____ Excerpted passage
Fighting disharmony, but nicely

Idiosyncratic artist Ronit Yanizki insists that her exhibit ‘Harmony: In the Gap between Thoughts’ has a distinctly serious message.

Ronit Yanitzki (photo credit: Carl Hoffman)
Ronit Yanitzki
(photo credit: Carl Hoffman)
If there is anything Ronit Yanizki knows about, it is how to change careers and reinvent herself. Probably no one who knew her as a child or adolescent could have imagined that Yanizki, now 52, would today be thriving as an emerging new artist presenting her 10th exhibition, “Harmony: In the Gap between Thoughts.”
“I was a tomboy,” she recalls. “I played football with the boys. I kept the boys away from the girls. I was like a guard. I was athletic. I ran. I played basketball.”
The tall, coltish young girl, in fact, played basketball so much and so well that she was eventually able to join the Israeli women’s national basketball team and play professionally with them for 20 years.
“You can’t continue to play basketball when you are 80 years old,” she says. “After 20 years, I knew I needed to do something else.”
That turned out to be a brief but exciting career as a producer of rock ’n’ roll concerts by local Israeli musicians. Yanizki produced evenings of rock music that highlighted young rock combos, as well as performances of Eran Tzur, Inbal Perelmutter, Korin Allal, Lea Shabat, Dudi Levi, Mira Awad and others.
She also managed performances by Gali Atari, Riki Gal, Ronit Shahar and Shabat, for whom she served as personal manager.
Yanizki might well have gone on doing this forever, had it not been for the equally compelling career of her partner, Asnat Raziel, an acclaimed bariatric surgeon specializing in weight loss.
In 2003, Yanizki accompanied Raziel to Minnesota for a two-year sojourn in Minneapolis.
With Raziel busy at the University of Minnesota, Yanizki found herself far from her former frenetic life as a rock music producer and somewhat at a loose end. Unable to work in Minneapolis, she decided to mine her soul for an interest she could cultivate and pursue.
“Art was always with me, always around me,” she says. “My brother is an artist. I loved art and painted a lot, but I never thought of it as a professional career until 2003, when I went with my partner to Minneapolis.
“I started to do art, only art, because I couldn’t work there. I started painting all day, because I had a lot of time. In the two years we were there, I made six shows. After we came back to Israel, I made another two shows.”
BY THIS time, it was obvious to Yanizki that she had entered a distinctly new phase in her life, and she rented a studio at Kibbutz Givat Hashlosha to create her works of art. It is at that studio where she is presently showing her current exhibition, and where Metro was recently able to track her down.
Over plastic cups of vodka – purchased for the opening of the exhibition – the chain-smoking artist tells Metro: “I started this as someone not so young, but I believe I have been reborn to do this. I believe in changing life, changing career. First I was a basketball player, then a producer, now an artist. It’s very good, because it makes you young all the time, learning how to do new things, how to do your new career. But you need to have courage for this.”
________
____ Dataset records
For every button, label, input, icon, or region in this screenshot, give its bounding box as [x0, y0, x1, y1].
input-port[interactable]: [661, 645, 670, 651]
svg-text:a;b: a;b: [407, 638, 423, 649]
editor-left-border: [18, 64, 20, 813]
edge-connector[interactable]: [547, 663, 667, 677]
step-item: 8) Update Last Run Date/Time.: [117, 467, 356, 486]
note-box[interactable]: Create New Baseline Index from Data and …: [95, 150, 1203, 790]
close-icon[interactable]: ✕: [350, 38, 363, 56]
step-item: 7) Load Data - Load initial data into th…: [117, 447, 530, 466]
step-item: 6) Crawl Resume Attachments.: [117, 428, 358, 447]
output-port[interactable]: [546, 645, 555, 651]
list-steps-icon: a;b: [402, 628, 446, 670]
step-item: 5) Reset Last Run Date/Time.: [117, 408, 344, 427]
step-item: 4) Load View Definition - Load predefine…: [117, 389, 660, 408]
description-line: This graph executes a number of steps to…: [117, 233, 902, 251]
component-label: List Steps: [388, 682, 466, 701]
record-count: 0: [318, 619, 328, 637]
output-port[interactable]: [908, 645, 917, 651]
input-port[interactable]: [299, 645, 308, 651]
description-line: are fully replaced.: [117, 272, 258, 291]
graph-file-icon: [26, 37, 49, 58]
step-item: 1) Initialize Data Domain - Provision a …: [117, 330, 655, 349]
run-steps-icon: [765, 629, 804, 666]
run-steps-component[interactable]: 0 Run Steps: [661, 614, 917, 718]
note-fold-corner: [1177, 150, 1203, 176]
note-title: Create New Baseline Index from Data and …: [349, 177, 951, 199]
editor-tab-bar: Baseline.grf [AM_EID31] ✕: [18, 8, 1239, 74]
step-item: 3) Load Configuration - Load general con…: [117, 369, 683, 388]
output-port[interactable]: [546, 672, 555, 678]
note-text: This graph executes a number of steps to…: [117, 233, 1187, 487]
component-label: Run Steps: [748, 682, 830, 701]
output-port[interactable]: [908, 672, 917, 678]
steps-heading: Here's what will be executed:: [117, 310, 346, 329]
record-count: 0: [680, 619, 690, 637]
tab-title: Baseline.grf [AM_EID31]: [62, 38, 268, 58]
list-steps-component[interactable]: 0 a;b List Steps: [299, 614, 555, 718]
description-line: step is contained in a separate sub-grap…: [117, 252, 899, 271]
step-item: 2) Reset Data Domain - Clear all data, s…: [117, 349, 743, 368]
________
## Required action A
Answer these questions using the artist profile above the listing.
(i) For how many years did the artist play with the Israeli women's national basketball team?
(ii) In what year did she go with her partner to Minneapolis?
(iii) Where is the studio she rents to create her works?
## Required action B
Print the part of the artist profile above the listing from "She also managed" up to and including "cultivate and pursue.", with no changes.

## Your response A
(i) 20 years
(ii) 2003
(iii) Kibbutz Givat Hashlosha

## Your response B
She also managed performances by Gali Atari, Riki Gal, Ronit Shahar and Shabat, for whom she served as personal manager.
Yanizki might well have gone on doing this forever, had it not been for the equally compelling career of her partner, Asnat Raziel, an acclaimed bariatric surgeon specializing in weight loss.
In 2003, Yanizki accompanied Raziel to Minnesota for a two-year sojourn in Minneapolis.
With Raziel busy at the University of Minnesota, Yanizki found herself far from her former frenetic life as a rock music producer and somewhat at a loose end. Unable to work in Minneapolis, she decided to mine her soul for an interest she could cultivate and pursue.